**AUSZUG**
Psychologie: Eine Frau spiegelt sich in einer Pfütze
© fran_kie / Shutterstock
Unser Selbstbild hat Einfluss darauf, was wir uns zutrauen, welche Entscheidungen wir treffen, wie wir uns fühlen und verhalten. Bei vielen Menschen entspricht es allerdings nicht der Realität. Warum und wie wir damit umgehen können, liest du hier.

Ein Baum ist in unserer Vorstellung eine große Pflanze mit einem dicken, braunen Stamm, vielleicht ein paar Ästen und irgendwelchem Grünzeug. Wahrscheinlich Blätter, vielleicht Nadeln. Dass er Wurzeln hat, wissen wir natürlich, aber eine große Rolle spielen sie in unserer Vorstellung in der Regel erst einmal nicht. Die feinen Gefäße, durch die Bäume Wasser vom Boden bis zu ihren Kronen und in die Blätter transportieren. Die Ameisen und anderen Insekten, die an ihren Stämmen hochkrabbeln, von und mit ihnen leben. Die Vögel, die ihre Nester in Baumkronen bauen.

(Datensatzeinträge)
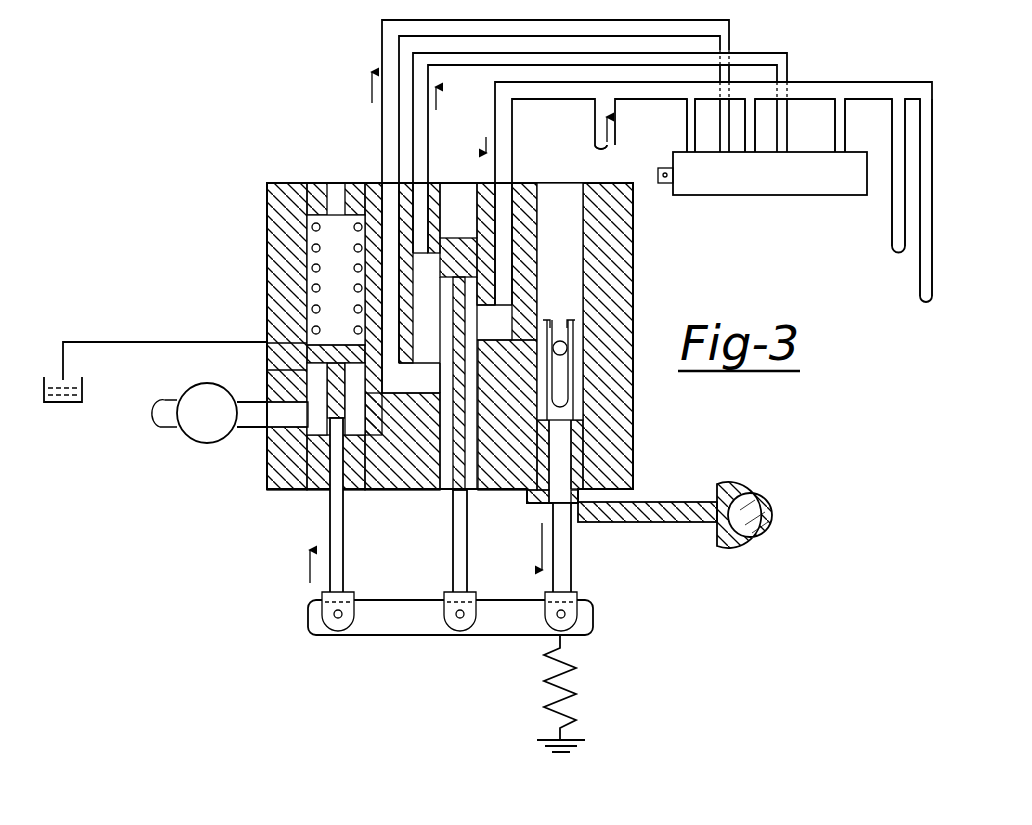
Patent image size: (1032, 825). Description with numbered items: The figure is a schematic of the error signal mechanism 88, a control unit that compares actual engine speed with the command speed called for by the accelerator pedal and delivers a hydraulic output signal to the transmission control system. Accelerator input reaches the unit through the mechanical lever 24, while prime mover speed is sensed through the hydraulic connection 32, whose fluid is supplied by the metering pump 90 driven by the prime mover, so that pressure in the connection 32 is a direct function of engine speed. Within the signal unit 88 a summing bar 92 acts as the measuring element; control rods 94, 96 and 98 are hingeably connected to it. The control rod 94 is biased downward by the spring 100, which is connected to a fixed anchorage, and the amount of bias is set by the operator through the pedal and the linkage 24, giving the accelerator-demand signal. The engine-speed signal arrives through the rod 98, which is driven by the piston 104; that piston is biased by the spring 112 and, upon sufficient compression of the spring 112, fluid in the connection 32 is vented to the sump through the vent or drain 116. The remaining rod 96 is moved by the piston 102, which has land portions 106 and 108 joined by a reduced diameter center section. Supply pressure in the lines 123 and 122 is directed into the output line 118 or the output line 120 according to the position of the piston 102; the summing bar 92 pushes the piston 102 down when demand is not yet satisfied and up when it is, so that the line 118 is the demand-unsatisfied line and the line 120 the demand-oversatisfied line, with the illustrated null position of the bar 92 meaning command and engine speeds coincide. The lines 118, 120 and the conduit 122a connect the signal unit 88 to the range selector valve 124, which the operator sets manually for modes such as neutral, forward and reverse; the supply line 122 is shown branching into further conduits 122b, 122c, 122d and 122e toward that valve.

The mechanical lever 24 is at (675, 524).
The hydraulic connection 32 is at (250, 428).
The error signal mechanism 88 is at (638, 268).
The metering pump 90 is at (185, 393).
The summing bar 92 is at (425, 636).
The control rod 94 is at (572, 562).
The control rod 96 is at (467, 560).
The control rod 98 is at (345, 557).
The spring 100 is at (578, 705).
The piston 102 is at (467, 324).
The piston 104 is at (300, 345).
The land portion 106 is at (455, 378).
The land portion 108 is at (473, 267).
The spring 112 is at (310, 225).
The vent or drain 116 is at (270, 353).
The output line 118 is at (378, 168).
The output line 120 is at (430, 167).
The supply line 122 is at (512, 167).
The hydraulic conduit 122a is at (758, 140).
The branch conduit 122b is at (684, 133).
The branch conduit 122c is at (893, 235).
The branch conduit 122d is at (847, 113).
The branch conduit 122e is at (918, 292).
The supply line 123 is at (598, 150).
The range selector valve 124 is at (738, 193).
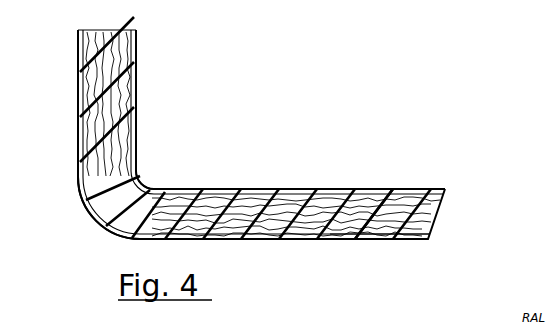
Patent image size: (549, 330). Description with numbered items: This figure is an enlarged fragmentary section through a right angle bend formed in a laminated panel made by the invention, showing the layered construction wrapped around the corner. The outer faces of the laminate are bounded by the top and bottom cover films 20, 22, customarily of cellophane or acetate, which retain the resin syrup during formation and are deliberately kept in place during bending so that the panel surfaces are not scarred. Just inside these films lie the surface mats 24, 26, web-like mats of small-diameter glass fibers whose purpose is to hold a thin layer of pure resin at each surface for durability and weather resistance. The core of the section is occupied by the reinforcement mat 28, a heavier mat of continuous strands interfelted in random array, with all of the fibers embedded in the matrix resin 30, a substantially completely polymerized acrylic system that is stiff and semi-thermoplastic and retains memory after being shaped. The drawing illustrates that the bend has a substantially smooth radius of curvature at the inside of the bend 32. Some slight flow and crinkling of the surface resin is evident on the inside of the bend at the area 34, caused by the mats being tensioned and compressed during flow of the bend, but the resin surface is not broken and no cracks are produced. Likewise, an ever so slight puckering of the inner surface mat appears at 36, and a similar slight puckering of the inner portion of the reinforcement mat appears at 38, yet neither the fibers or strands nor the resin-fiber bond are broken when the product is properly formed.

The top cover film 20 is at (352, 190).
The bottom cover film 22 is at (354, 242).
The surface mat 24 is at (380, 192).
The surface mat 26 is at (382, 241).
The reinforcement mat 28 is at (444, 203).
The matrix resin 30 is at (322, 190).
The inside of the bend 32 is at (166, 173).
The area of surface resin flow 34 is at (154, 182).
The puckering of inner surface mat 36 is at (112, 190).
The puckering of reinforcement mat 38 is at (122, 189).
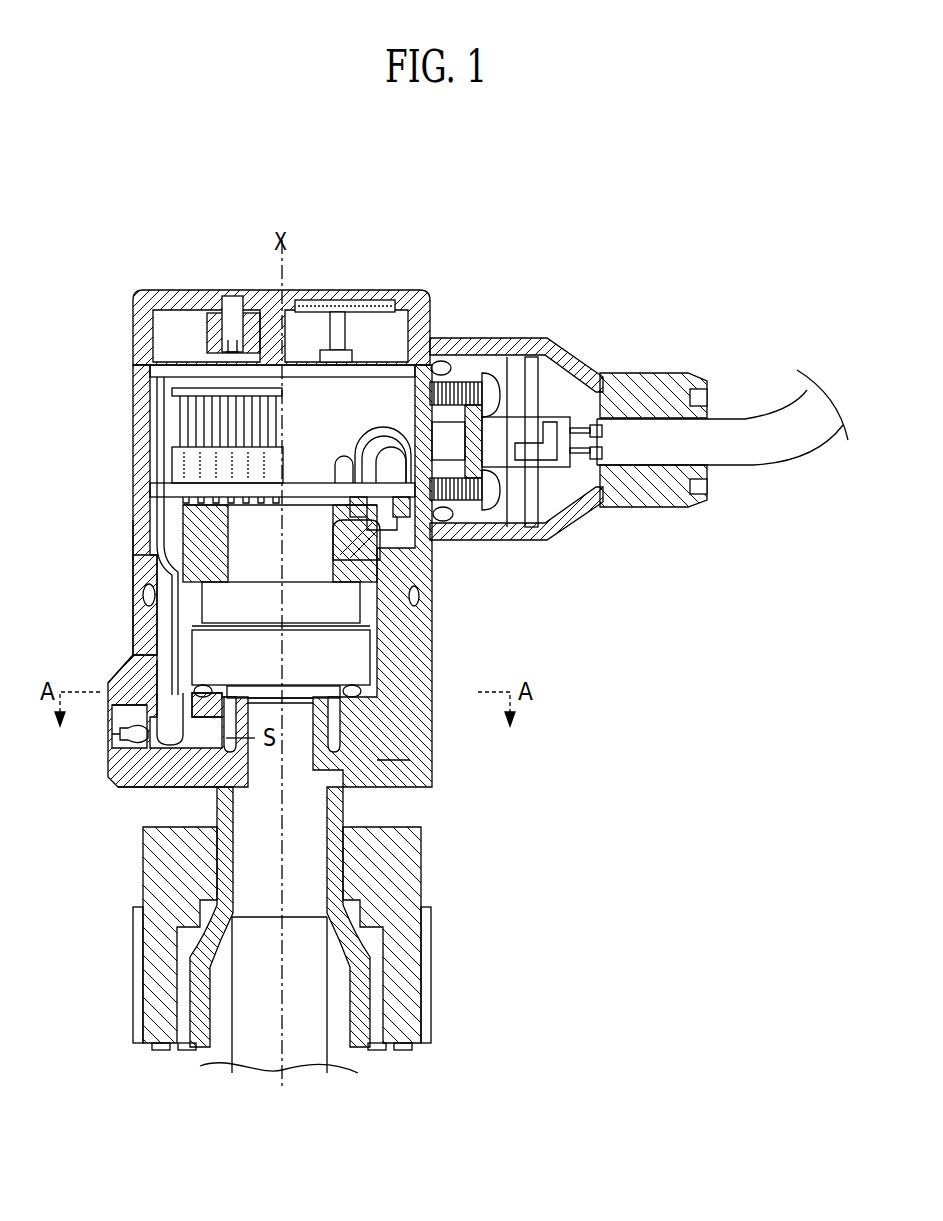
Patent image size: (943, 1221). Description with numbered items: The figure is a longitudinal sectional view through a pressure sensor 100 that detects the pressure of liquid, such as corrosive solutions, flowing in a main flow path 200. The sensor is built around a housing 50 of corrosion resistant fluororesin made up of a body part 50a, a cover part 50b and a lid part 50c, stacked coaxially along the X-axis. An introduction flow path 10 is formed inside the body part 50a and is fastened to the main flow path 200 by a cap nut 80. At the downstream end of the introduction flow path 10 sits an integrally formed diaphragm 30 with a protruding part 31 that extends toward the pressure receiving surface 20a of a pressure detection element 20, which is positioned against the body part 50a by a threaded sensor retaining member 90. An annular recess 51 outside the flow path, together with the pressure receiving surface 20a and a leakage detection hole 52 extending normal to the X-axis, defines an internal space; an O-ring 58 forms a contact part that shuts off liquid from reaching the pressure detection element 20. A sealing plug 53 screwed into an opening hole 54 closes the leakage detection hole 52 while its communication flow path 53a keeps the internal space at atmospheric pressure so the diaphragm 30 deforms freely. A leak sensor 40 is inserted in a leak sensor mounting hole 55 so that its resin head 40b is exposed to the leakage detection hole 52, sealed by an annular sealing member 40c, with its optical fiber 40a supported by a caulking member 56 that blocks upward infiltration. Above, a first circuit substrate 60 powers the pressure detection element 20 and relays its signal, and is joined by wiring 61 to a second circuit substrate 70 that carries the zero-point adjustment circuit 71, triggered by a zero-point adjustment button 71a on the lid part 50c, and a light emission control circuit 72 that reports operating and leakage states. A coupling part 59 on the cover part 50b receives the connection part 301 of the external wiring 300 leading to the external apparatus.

**ZU ERLEDIGENDE AUFGABEN**
A - Gib aus dem Text über das Selbstbild den Abschnitt wörtlich wieder, der mit „Psychologie: Eine Frau“ beginnt und bis einschließlich „in Baumkronen bauen.“ weitergeht.
B - Schreib den Text über das Selbstbild im Anschluss an seinen letzten Satz weiter.

**ERWARTETE ERGEBNISSE**
A -
Psychologie: Eine Frau spiegelt sich in einer Pfütze
© fran_kie / Shutterstock
Unser Selbstbild hat Einfluss darauf, was wir uns zutrauen, welche Entscheidungen wir treffen, wie wir uns fühlen und verhalten. Bei vielen Menschen entspricht es allerdings nicht der Realität. Warum und wie wir damit umgehen können, liest du hier.

Ein Baum ist in unserer Vorstellung eine große Pflanze mit einem dicken, braunen Stamm, vielleicht ein paar Ästen und irgendwelchem Grünzeug. Wahrscheinlich Blätter, vielleicht Nadeln. Dass er Wurzeln hat, wissen wir natürlich, aber eine große Rolle spielen sie in unserer Vorstellung in der Regel erst einmal nicht. Die feinen Gefäße, durch die Bäume Wasser vom Boden bis zu ihren Kronen und in die Blätter transportieren. Die Ameisen und anderen Insekten, die an ihren Stämmen hochkrabbeln, von und mit ihnen leben. Die Vögel, die ihre Nester in Baumkronen bauen.

B -
Die vielen einzelnen, lebendigen, unterschiedlichen Zellen, aus denen ein Baum besteht, die ihn zu einem Lebensraum für zahlreiche Organismen machen und zu einem wichtigen Bestandteil für ein lebensfreundliches Klima auf unserem Planeten. All das gibt unser Standardbild von einem Baum üblicherweise nicht wieder. Doch all das, und noch viel, viel mehr, ist ein Baum.

In unserer Vorstellung sehen wir die Welt nicht, wie sie ist. Wir ordnen sie in Muster und Kategorien, die durch eine überschaubare Zahl von Eigenschaften definiert sind. Wir schematisieren. Wir vereinfachen. Wir urteilen. Und so gehen wir auch bei unserem Selbstbild vor.

Unser Selbstbild besteht aus Selbst-Schemata

"Im Laufe unseres Lebens bildet unser Gehirn Schemata, die uns dabei helfen, Informationen zu organisieren und mit uns und unserer Umwelt eine Bedeutung zu verknüpfen.", schreibt die Traumapsychologin Danielle Render Turmaud in Psychology Today. "Das schließt Selbst-Schemata mit ein, kognitive Generalisierungen und Glaubenssätze über uns, die beeinflussen, wie wir denken, fühlen und handeln." Beispiele solcher Selbst-Schemata seien etwa ich bin extrovertiert, ich bin sportlich, ich bin übergewichtig, ich bin intelligent, ich bin schüchtern, ich bin faul.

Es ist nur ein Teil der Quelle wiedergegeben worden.